Supplied entries >>
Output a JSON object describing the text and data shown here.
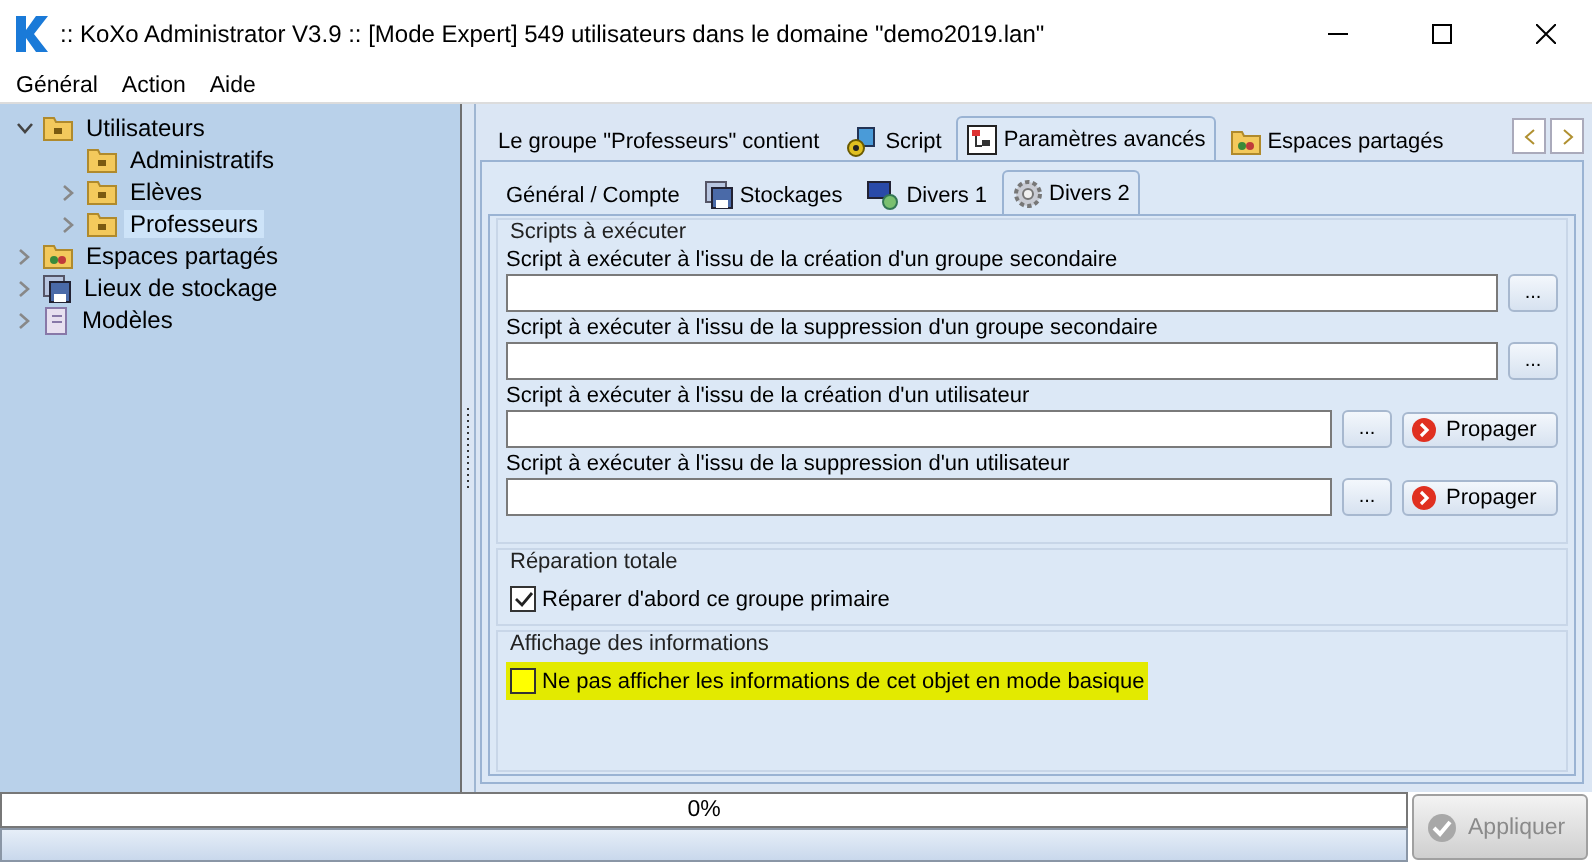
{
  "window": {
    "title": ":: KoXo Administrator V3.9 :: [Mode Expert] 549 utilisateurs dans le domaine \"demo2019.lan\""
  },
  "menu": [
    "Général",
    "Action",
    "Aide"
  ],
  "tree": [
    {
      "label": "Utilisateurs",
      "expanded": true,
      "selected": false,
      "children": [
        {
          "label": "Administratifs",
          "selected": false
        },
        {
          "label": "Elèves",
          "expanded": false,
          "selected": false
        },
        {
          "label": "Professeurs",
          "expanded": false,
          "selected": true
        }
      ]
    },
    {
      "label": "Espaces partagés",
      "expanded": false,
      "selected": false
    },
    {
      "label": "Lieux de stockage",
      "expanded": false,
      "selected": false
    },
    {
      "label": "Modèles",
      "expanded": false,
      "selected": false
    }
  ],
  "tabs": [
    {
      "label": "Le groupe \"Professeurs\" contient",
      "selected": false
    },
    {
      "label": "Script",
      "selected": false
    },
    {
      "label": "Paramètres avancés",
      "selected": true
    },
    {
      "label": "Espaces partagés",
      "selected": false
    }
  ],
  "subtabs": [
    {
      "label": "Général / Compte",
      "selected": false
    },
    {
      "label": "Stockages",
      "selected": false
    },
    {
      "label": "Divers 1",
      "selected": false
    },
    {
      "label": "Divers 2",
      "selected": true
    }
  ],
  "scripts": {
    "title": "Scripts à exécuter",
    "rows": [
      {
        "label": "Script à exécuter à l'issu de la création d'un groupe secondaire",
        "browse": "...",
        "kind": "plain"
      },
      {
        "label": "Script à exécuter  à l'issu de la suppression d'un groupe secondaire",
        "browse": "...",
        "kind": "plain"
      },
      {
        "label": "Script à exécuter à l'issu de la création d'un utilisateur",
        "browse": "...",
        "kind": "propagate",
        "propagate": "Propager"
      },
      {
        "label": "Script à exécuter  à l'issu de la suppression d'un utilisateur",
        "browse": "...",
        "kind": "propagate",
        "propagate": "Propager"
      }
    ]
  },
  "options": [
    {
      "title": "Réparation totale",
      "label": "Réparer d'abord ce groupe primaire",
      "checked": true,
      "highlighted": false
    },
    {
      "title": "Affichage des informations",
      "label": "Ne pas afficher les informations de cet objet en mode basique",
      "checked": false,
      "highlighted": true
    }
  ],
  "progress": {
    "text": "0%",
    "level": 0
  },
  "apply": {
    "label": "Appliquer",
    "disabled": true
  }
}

Task to carry out >>
Every entry should be returned exactly as written, minus the pictures.

Solution to the exercise >>
Output a JSON object describing the text and data shown here.
{
  "window": {
    "title": ":: KoXo Administrator V3.9 :: [Mode Expert] 549 utilisateurs dans le domaine \"demo2019.lan\""
  },
  "menu": [
    "Général",
    "Action",
    "Aide"
  ],
  "tree": [
    {
      "label": "Utilisateurs",
      "expanded": true,
      "selected": false,
      "children": [
        {
          "label": "Administratifs",
          "selected": false
        },
        {
          "label": "Elèves",
          "expanded": false,
          "selected": false
        },
        {
          "label": "Professeurs",
          "expanded": false,
          "selected": true
        }
      ]
    },
    {
      "label": "Espaces partagés",
      "expanded": false,
      "selected": false
    },
    {
      "label": "Lieux de stockage",
      "expanded": false,
      "selected": false
    },
    {
      "label": "Modèles",
      "expanded": false,
      "selected": false
    }
  ],
  "tabs": [
    {
      "label": "Le groupe \"Professeurs\" contient",
      "selected": false
    },
    {
      "label": "Script",
      "selected": false
    },
    {
      "label": "Paramètres avancés",
      "selected": true
    },
    {
      "label": "Espaces partagés",
      "selected": false
    }
  ],
  "subtabs": [
    {
      "label": "Général / Compte",
      "selected": false
    },
    {
      "label": "Stockages",
      "selected": false
    },
    {
      "label": "Divers 1",
      "selected": false
    },
    {
      "label": "Divers 2",
      "selected": true
    }
  ],
  "scripts": {
    "title": "Scripts à exécuter",
    "rows": [
      {
        "label": "Script à exécuter à l'issu de la création d'un groupe secondaire",
        "browse": "...",
        "kind": "plain"
      },
      {
        "label": "Script à exécuter  à l'issu de la suppression d'un groupe secondaire",
        "browse": "...",
        "kind": "plain"
      },
      {
        "label": "Script à exécuter à l'issu de la création d'un utilisateur",
        "browse": "...",
        "kind": "propagate",
        "propagate": "Propager"
      },
      {
        "label": "Script à exécuter  à l'issu de la suppression d'un utilisateur",
        "browse": "...",
        "kind": "propagate",
        "propagate": "Propager"
      }
    ]
  },
  "options": [
    {
      "title": "Réparation totale",
      "label": "Réparer d'abord ce groupe primaire",
      "checked": true,
      "highlighted": false
    },
    {
      "title": "Affichage des informations",
      "label": "Ne pas afficher les informations de cet objet en mode basique",
      "checked": false,
      "highlighted": true
    }
  ],
  "progress": {
    "text": "0%",
    "level": 0
  },
  "apply": {
    "label": "Appliquer",
    "disabled": true
  }
}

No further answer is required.